[Annotated region listings]
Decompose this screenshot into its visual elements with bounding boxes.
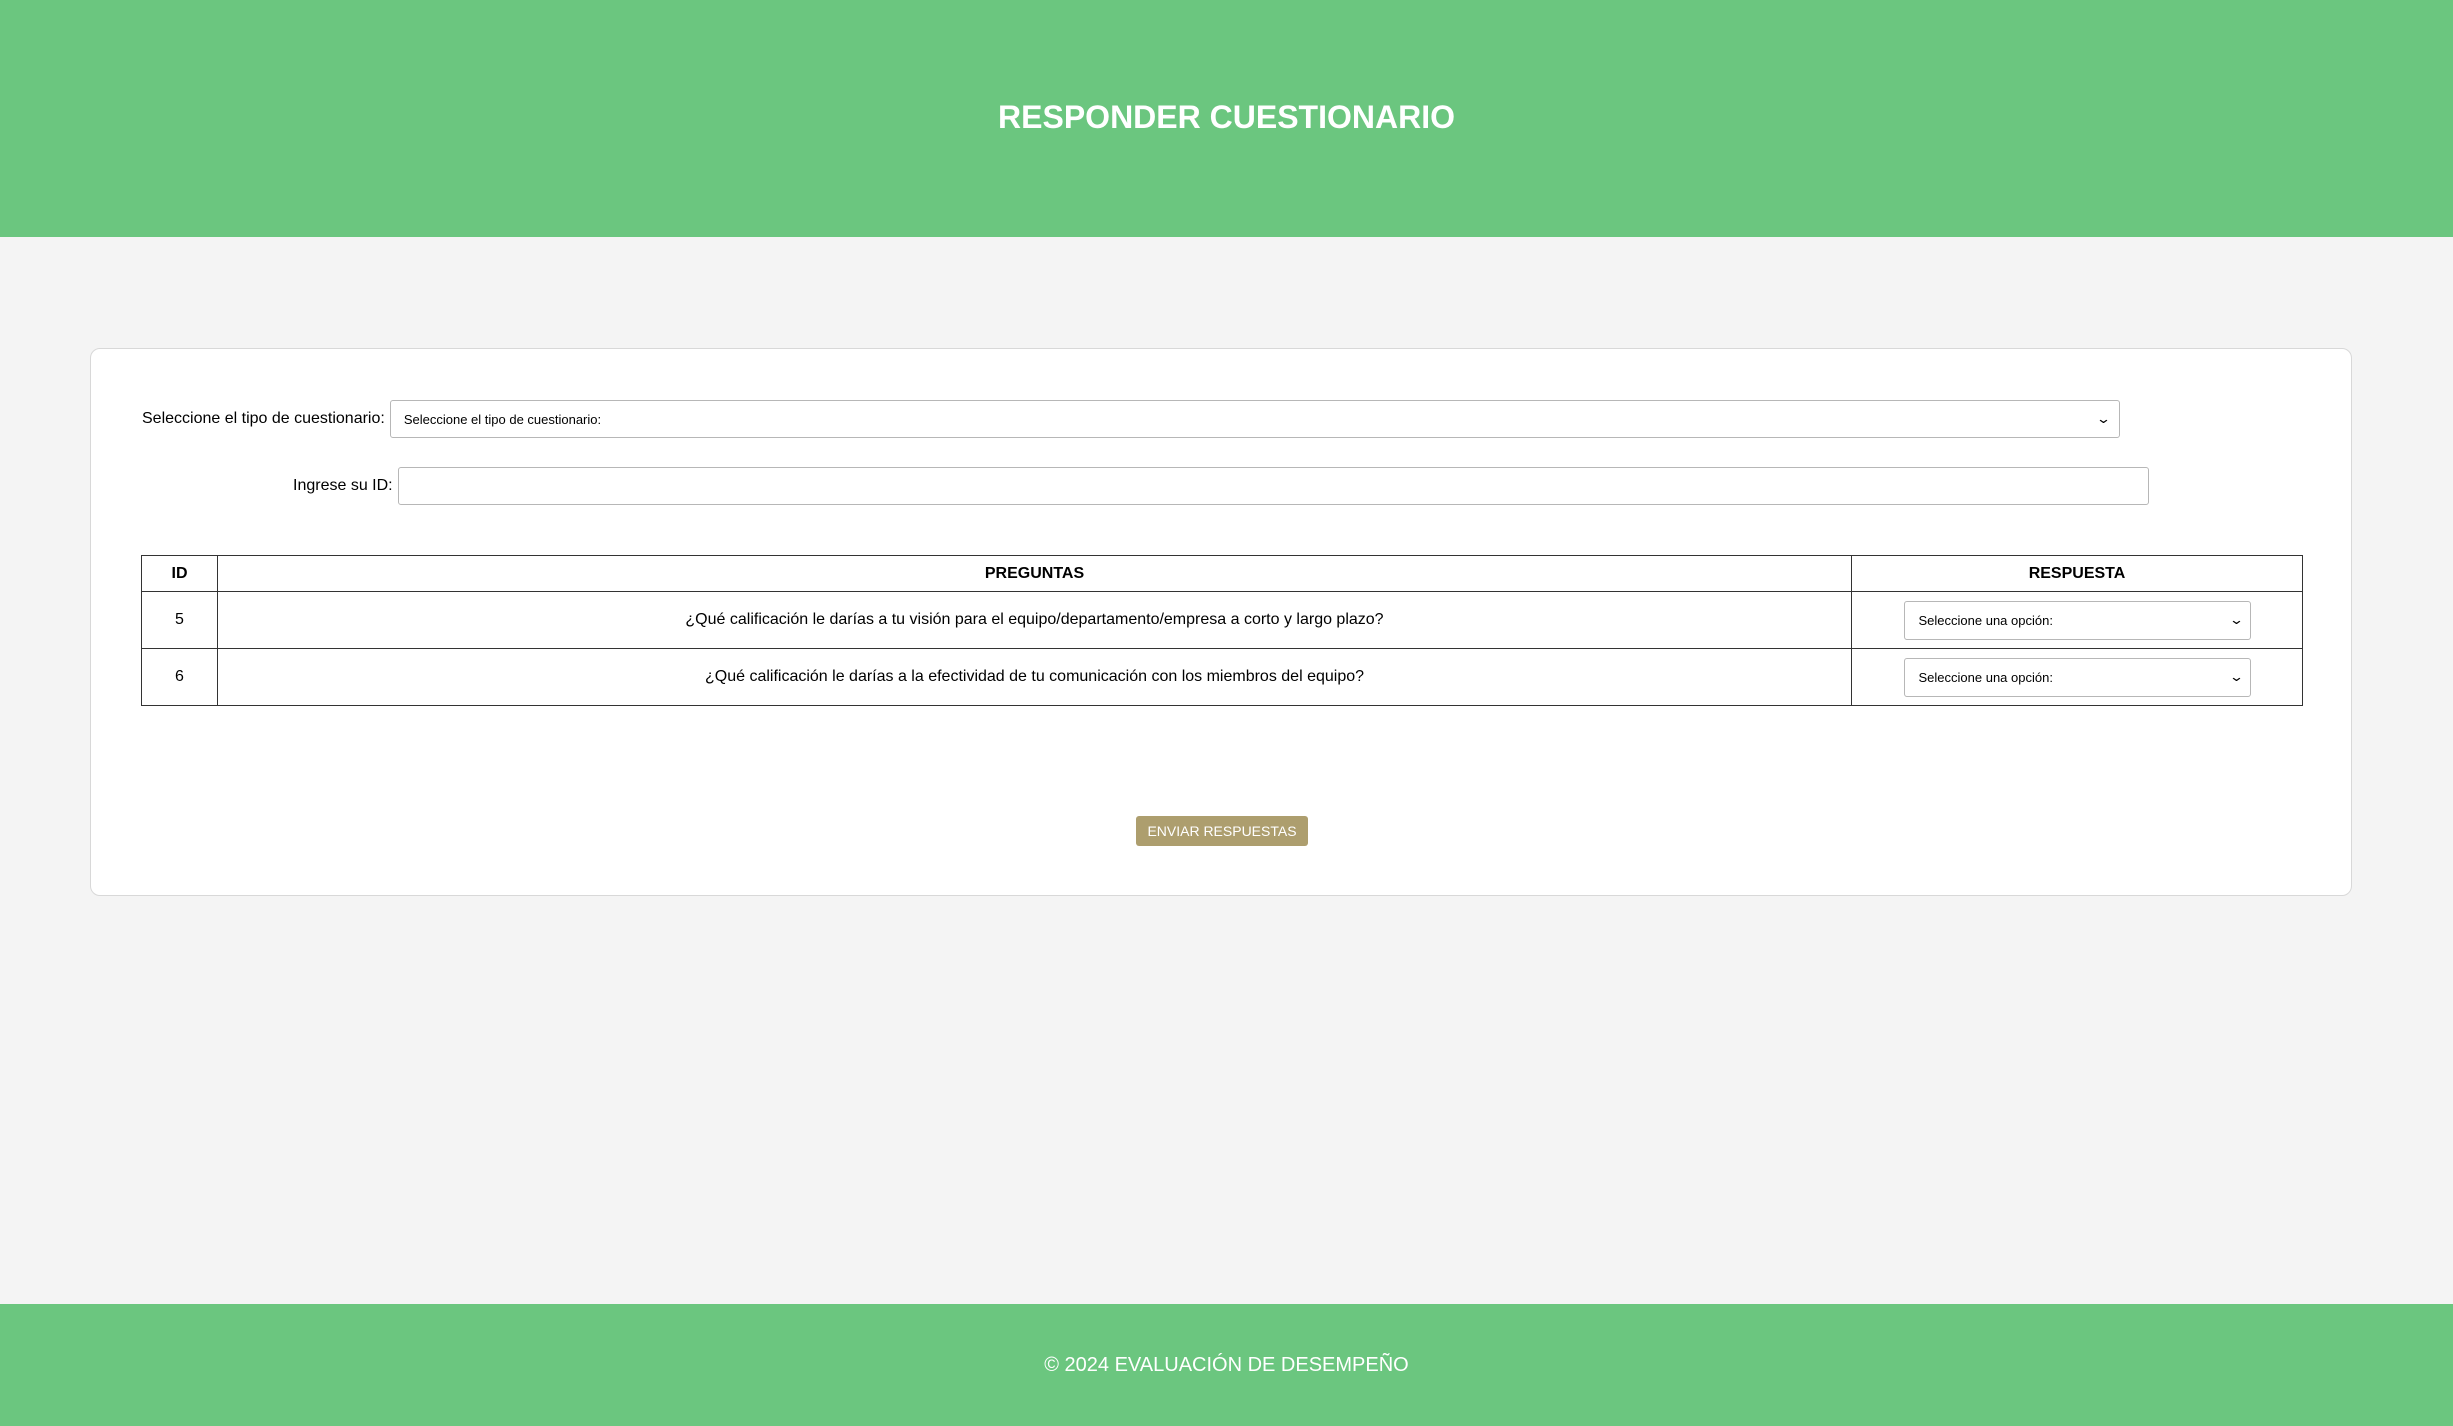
footer-text: © 2024 EVALUACIÓN DE DESEMPEÑO (1044, 1353, 1409, 1376)
column-header-id: ID (141, 555, 218, 592)
question-id: 5 (141, 591, 218, 649)
chevron-down-icon: ⌄ (2228, 612, 2244, 627)
chevron-down-icon: ⌄ (2095, 411, 2112, 426)
question-text: ¿Qué calificación le darías a la efectiv… (217, 648, 1852, 706)
table-row: 6 ¿Qué calificación le darías a la efect… (141, 648, 2303, 706)
column-header-respuesta: RESPUESTA (1851, 555, 2303, 592)
answer-cell: Seleccione una opción: ⌄ (1851, 591, 2303, 649)
answer-cell: Seleccione una opción: ⌄ (1851, 648, 2303, 706)
answer-select-value: Seleccione una opción: (1918, 612, 2053, 628)
question-text: ¿Qué calificación le darías a tu visión … (217, 591, 1852, 649)
answer-select-value: Seleccione una opción: (1918, 669, 2053, 685)
table-header-row: ID PREGUNTAS RESPUESTA (141, 555, 2303, 592)
page-header: RESPONDER CUESTIONARIO (0, 0, 2453, 237)
questionnaire-type-label: Seleccione el tipo de cuestionario: (142, 410, 385, 427)
page-title: RESPONDER CUESTIONARIO (998, 99, 1455, 135)
answer-select[interactable]: Seleccione una opción: ⌄ (1903, 657, 2251, 697)
column-header-preguntas: PREGUNTAS (217, 555, 1852, 592)
questionnaire-type-row: Seleccione el tipo de cuestionario: Sele… (142, 400, 2120, 438)
questionnaire-type-select-value: Seleccione el tipo de cuestionario: (403, 411, 602, 427)
questionnaire-type-select[interactable]: Seleccione el tipo de cuestionario: ⌄ (389, 400, 2120, 438)
page-footer: © 2024 EVALUACIÓN DE DESEMPEÑO (0, 1304, 2453, 1426)
answer-select[interactable]: Seleccione una opción: ⌄ (1903, 600, 2251, 640)
chevron-down-icon: ⌄ (2228, 669, 2244, 684)
user-id-input[interactable] (397, 467, 2149, 505)
user-id-row: Ingrese su ID: (293, 467, 2149, 505)
questions-table: ID PREGUNTAS RESPUESTA 5 ¿Qué calificaci… (141, 555, 2303, 706)
table-row: 5 ¿Qué calificación le darías a tu visió… (141, 591, 2303, 649)
question-id: 6 (141, 648, 218, 706)
user-id-label: Ingrese su ID: (293, 477, 393, 494)
submit-answers-button[interactable]: ENVIAR RESPUESTAS (1136, 816, 1308, 846)
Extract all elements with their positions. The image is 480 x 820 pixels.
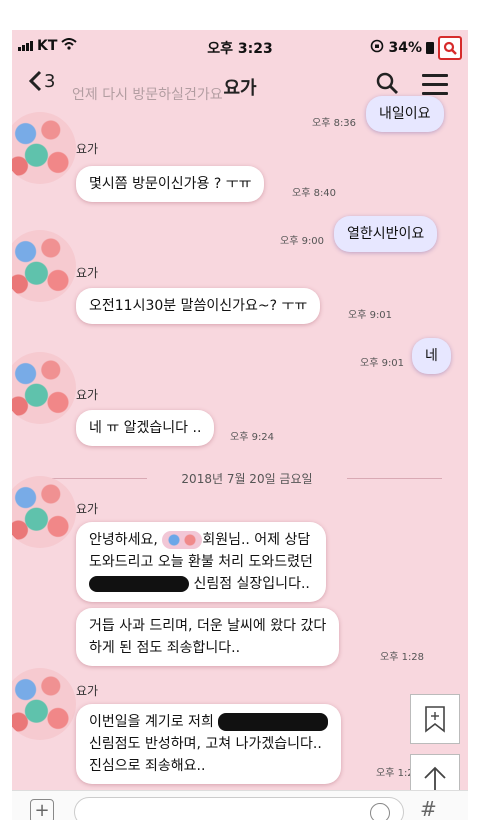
message-line: 하게 된 점도 죄송합니다.. bbox=[89, 640, 241, 656]
bookmark-icon bbox=[425, 706, 445, 733]
sender-name: 요가 bbox=[76, 388, 99, 402]
message-line: 회원님.. 어제 상담 bbox=[202, 532, 311, 548]
orientation-lock-icon bbox=[370, 39, 384, 57]
message-time: 오후 9:01 bbox=[348, 310, 393, 321]
incoming-message[interactable]: 안녕하세요, 회원님.. 어제 상담 도와드리고 오늘 환불 처리 도와드렸던 … bbox=[76, 522, 326, 602]
incoming-message[interactable]: 거듭 사과 드리며, 더운 날씨에 왔다 갔다 하게 된 점도 죄송합니다.. bbox=[76, 608, 340, 666]
sender-name: 요가 bbox=[76, 266, 99, 280]
message-input[interactable] bbox=[74, 797, 404, 820]
bookmark-button[interactable] bbox=[410, 694, 460, 744]
message-time: 오후 1:2 bbox=[376, 768, 414, 779]
hashtag-icon[interactable]: # bbox=[420, 797, 437, 820]
message-time: 오후 8:36 bbox=[312, 118, 357, 129]
sender-name: 요가 bbox=[76, 684, 99, 698]
message-time: 오후 8:40 bbox=[292, 188, 337, 199]
search-icon[interactable] bbox=[376, 72, 398, 98]
avatar[interactable] bbox=[12, 112, 76, 184]
input-bar: + # bbox=[12, 790, 468, 820]
message-line: 이번일을 계기로 저희 bbox=[89, 714, 214, 730]
sender-name: 요가 bbox=[76, 142, 99, 156]
avatar[interactable] bbox=[12, 230, 76, 302]
redaction-mark bbox=[218, 713, 329, 731]
incoming-message[interactable]: 오전11시30분 말씀이신가요~? ㅜㅠ bbox=[76, 288, 321, 324]
message-time: 오후 9:01 bbox=[360, 358, 405, 369]
incoming-message[interactable]: 몇시쯤 방문이신가용 ? ㅜㅠ bbox=[76, 166, 265, 202]
search-badge-icon[interactable] bbox=[438, 36, 462, 60]
status-bar: KT 오후 3:23 34% bbox=[12, 30, 468, 60]
blurred-name bbox=[162, 531, 203, 549]
message-time: 오후 9:00 bbox=[280, 236, 325, 247]
message-line: 안녕하세요, bbox=[89, 532, 158, 548]
battery-percent: 34% bbox=[388, 40, 422, 56]
incoming-message[interactable]: 네 ㅠ 알겠습니다 .. bbox=[76, 410, 215, 446]
message-time: 오후 9:24 bbox=[230, 432, 275, 443]
arrow-up-icon bbox=[424, 766, 446, 791]
redaction-mark bbox=[89, 576, 189, 592]
message-line: 도와드리고 오늘 환불 처리 도와드렸던 bbox=[89, 554, 313, 570]
avatar[interactable] bbox=[12, 668, 76, 740]
date-separator: 2018년 7월 20일 금요일 bbox=[52, 470, 442, 487]
incoming-message[interactable]: 이번일을 계기로 저희 신림점도 반성하며, 고쳐 나가겠습니다.. 진심으로 … bbox=[76, 704, 342, 784]
avatar[interactable] bbox=[12, 352, 76, 424]
sender-name: 요가 bbox=[76, 502, 99, 516]
message-line: 진심으로 죄송해요.. bbox=[89, 758, 206, 774]
message-time: 오후 1:28 bbox=[380, 652, 425, 663]
message-line: 거듭 사과 드리며, 더운 날씨에 왔다 갔다 bbox=[89, 618, 327, 634]
outgoing-message[interactable]: 내일이요 bbox=[366, 96, 444, 132]
add-attachment-button[interactable]: + bbox=[30, 799, 54, 820]
message-line: 신림점 실장입니다.. bbox=[193, 576, 310, 592]
message-line: 신림점도 반성하며, 고쳐 나가겠습니다.. bbox=[89, 736, 322, 752]
outgoing-message[interactable]: 열한시반이요 bbox=[334, 216, 438, 252]
avatar[interactable] bbox=[12, 476, 76, 548]
battery-icon bbox=[426, 42, 434, 54]
emoji-icon[interactable] bbox=[370, 803, 390, 820]
outgoing-message[interactable]: 네 bbox=[412, 338, 451, 374]
chat-screen: KT 오후 3:23 34% 언제 다시 방문하실건가요 3 요가 오후 8:3… bbox=[12, 30, 468, 820]
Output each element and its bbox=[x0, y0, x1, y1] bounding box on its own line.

# What to produce:
Return every line in the rows above that contains the string "신림점도".

# Solution to this task:
incoming-message[interactable]: 이번일을 계기로 저희 신림점도 반성하며, 고쳐 나가겠습니다.. 진심으로 … bbox=[76, 704, 342, 784]
message-line: 신림점도 반성하며, 고쳐 나가겠습니다.. bbox=[89, 736, 322, 752]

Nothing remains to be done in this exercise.